● **TASK**: Scan the data for lines with "document" and report the count by itself.

● **INPUT ROWS**:

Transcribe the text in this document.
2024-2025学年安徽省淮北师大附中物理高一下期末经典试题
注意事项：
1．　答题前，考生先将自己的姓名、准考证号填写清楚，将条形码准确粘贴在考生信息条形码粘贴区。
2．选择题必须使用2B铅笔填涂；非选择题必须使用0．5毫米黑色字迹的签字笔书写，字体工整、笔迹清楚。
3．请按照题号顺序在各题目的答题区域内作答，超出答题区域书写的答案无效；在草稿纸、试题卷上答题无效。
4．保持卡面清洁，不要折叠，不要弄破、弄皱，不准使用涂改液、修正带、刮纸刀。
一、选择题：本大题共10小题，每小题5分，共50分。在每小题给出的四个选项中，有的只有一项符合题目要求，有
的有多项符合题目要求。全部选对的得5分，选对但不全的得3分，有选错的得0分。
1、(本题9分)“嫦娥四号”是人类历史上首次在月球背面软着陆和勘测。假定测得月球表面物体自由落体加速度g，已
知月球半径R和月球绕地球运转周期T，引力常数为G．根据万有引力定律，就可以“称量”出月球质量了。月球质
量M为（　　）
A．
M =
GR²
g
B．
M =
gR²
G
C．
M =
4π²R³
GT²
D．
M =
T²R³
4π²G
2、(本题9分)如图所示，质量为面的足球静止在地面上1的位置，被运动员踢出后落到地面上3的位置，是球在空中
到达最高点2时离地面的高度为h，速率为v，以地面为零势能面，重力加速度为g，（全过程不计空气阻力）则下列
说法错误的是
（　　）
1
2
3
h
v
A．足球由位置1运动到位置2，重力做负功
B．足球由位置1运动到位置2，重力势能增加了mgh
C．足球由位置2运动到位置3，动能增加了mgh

--

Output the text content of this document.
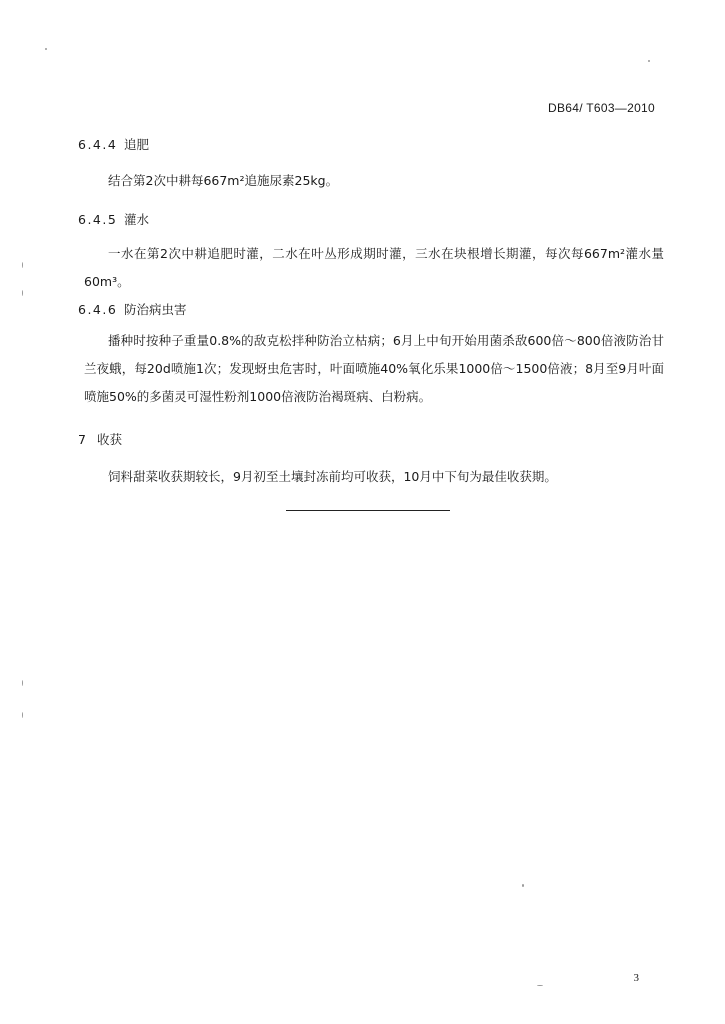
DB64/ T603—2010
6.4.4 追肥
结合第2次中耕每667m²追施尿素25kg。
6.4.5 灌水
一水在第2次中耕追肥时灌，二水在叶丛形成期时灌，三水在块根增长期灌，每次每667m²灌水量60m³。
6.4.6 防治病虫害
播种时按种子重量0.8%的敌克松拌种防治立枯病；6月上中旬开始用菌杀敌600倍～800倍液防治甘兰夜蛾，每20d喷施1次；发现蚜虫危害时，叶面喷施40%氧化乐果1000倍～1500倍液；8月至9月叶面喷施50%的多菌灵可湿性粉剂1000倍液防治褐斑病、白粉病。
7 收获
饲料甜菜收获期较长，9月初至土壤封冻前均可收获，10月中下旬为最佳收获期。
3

● **SOLUTION**: 2